EXERCISE PROMPT
Pick every line with "much" from the material below.

RECORD EXTRACTS
********

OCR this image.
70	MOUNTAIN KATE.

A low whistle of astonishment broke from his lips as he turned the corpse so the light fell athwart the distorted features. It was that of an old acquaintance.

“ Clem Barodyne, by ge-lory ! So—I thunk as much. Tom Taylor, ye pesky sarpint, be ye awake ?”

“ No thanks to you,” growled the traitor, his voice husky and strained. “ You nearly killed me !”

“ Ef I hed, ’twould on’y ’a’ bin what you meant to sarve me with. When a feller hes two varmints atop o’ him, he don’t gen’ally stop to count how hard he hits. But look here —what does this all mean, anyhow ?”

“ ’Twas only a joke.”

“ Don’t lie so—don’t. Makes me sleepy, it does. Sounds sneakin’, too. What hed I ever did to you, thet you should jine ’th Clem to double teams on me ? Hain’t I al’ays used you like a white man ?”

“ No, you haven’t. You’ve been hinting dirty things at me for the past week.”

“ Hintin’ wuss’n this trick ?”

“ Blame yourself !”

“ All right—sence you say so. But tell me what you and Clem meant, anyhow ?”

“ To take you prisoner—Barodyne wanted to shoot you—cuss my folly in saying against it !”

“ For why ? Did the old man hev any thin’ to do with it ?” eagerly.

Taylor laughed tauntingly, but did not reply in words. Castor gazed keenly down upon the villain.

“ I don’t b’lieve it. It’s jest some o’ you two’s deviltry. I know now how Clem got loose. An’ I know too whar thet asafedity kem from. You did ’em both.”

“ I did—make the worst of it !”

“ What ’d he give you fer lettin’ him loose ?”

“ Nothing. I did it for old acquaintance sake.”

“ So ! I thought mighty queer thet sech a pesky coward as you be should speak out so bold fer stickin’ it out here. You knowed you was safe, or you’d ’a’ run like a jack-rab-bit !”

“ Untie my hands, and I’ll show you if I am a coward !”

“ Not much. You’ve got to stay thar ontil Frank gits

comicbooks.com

********

RESPONSE
“ Clem Barodyne, by ge-lory ! So—I thunk as much. Tom Taylor, ye pesky sarpint, be ye awake ?”
“ Not much. You’ve got to stay thar ontil Frank gits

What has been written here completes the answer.